[Stored items]
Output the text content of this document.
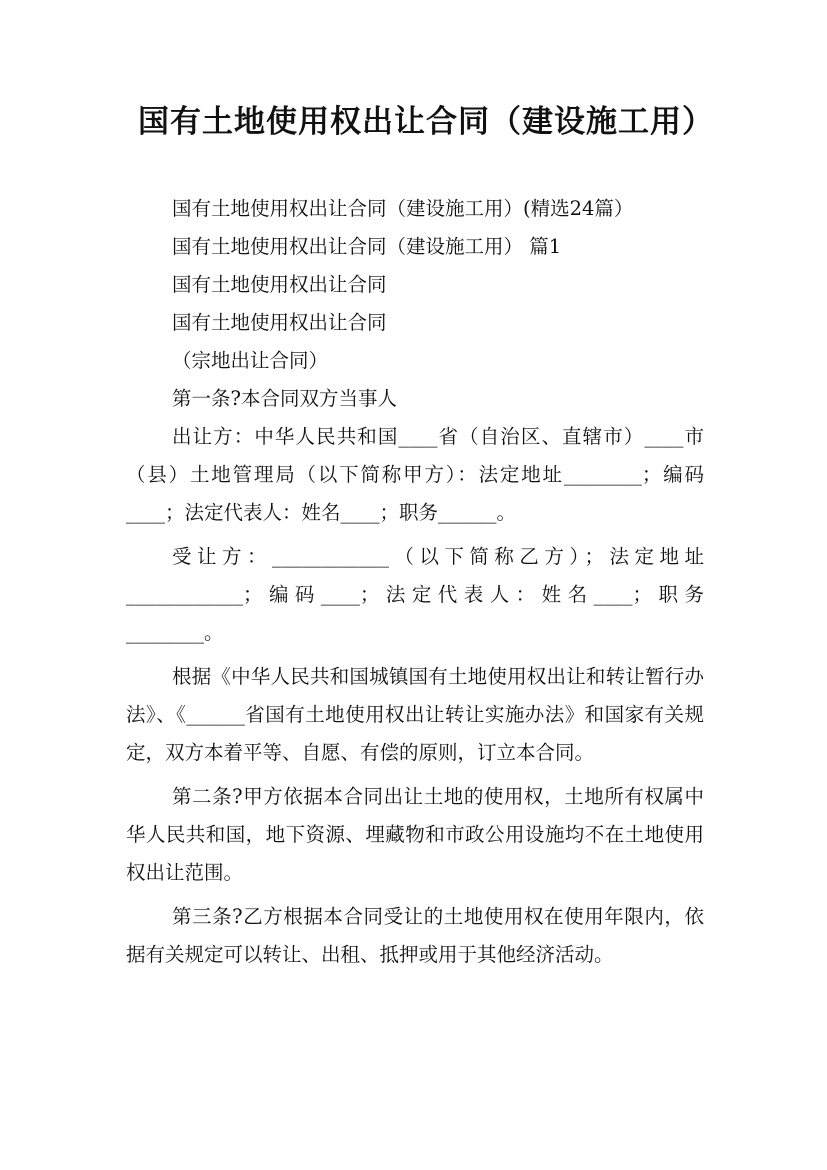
国有土地使用权出让合同（建设施工用）

国有土地使用权出让合同（建设施工用）(精选24篇）

国有土地使用权出让合同（建设施工用） 篇1

国有土地使用权出让合同

国有土地使用权出让合同

（宗地出让合同）

第一条?本合同双方当事人

出让方：中华人民共和国____省（自治区、直辖市）____市（县）土地管理局（以下简称甲方）：法定地址________；编码____；法定代表人：姓名____；职务______。

受让方：____________（以下简称乙方）；法定地址____________；编码____；法定代表人：姓名____；职务________。

根据《中华人民共和国城镇国有土地使用权出让和转让暂行办法》、《______省国有土地使用权出让转让实施办法》和国家有关规定，双方本着平等、自愿、有偿的原则，订立本合同。

第二条?甲方依据本合同出让土地的使用权，土地所有权属中华人民共和国，地下资源、埋藏物和市政公用设施均不在土地使用权出让范围。

第三条?乙方根据本合同受让的土地使用权在使用年限内，依据有关规定可以转让、出租、抵押或用于其他经济活动。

(WHAT NEEDS TO BE DONE): Print all entries exactly. The images do not belong in the copy.

(EXERCISE ANSWER):
Output the text content of this document.
国有土地使用权出让合同（建设施工用）

国有土地使用权出让合同（建设施工用）(精选24篇）

国有土地使用权出让合同（建设施工用） 篇1

国有土地使用权出让合同

国有土地使用权出让合同

（宗地出让合同）

第一条?本合同双方当事人

出让方：中华人民共和国____省（自治区、直辖市）____市（县）土地管理局（以下简称甲方）：法定地址________；编码____；法定代表人：姓名____；职务______。

受让方：____________（以下简称乙方）；法定地址____________；编码____；法定代表人：姓名____；职务________。

根据《中华人民共和国城镇国有土地使用权出让和转让暂行办法》、《______省国有土地使用权出让转让实施办法》和国家有关规定，双方本着平等、自愿、有偿的原则，订立本合同。

第二条?甲方依据本合同出让土地的使用权，土地所有权属中华人民共和国，地下资源、埋藏物和市政公用设施均不在土地使用权出让范围。

第三条?乙方根据本合同受让的土地使用权在使用年限内，依据有关规定可以转让、出租、抵押或用于其他经济活动。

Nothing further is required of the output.